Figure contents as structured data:
>> Begin

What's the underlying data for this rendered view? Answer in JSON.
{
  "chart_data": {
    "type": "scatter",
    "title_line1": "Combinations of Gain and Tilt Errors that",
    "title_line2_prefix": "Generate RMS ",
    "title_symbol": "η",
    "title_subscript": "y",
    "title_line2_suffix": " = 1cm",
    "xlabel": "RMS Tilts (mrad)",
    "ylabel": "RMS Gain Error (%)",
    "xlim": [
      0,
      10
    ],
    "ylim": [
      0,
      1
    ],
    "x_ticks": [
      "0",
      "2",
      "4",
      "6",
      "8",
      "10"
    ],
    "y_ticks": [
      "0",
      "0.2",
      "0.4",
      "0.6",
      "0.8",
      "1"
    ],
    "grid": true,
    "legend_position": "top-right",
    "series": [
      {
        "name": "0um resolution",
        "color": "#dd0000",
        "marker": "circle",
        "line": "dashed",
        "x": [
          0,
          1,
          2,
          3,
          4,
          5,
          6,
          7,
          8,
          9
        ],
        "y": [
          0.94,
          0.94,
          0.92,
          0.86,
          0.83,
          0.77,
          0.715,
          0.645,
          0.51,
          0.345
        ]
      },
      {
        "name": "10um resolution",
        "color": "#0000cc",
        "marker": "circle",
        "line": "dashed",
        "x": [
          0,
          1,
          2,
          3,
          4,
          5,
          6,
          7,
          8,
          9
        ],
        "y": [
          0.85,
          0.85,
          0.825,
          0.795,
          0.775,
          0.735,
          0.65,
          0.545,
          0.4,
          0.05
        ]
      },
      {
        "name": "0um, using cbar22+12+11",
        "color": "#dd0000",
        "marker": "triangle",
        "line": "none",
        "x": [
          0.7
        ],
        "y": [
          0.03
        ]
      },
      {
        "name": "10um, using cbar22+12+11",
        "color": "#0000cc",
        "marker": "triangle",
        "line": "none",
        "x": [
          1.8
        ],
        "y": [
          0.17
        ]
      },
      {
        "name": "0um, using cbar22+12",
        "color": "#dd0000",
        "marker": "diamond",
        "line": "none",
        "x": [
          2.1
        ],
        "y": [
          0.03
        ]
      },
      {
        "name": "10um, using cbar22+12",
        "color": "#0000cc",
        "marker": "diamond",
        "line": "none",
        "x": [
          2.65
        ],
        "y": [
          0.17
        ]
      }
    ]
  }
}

>> End

# [What to do]
Copy out every line of the listing that contains the string "using".

# [Exercise result]
        "name": "0um, using cbar22+12+11",
        "name": "10um, using cbar22+12+11",
        "name": "0um, using cbar22+12",
        "name": "10um, using cbar22+12",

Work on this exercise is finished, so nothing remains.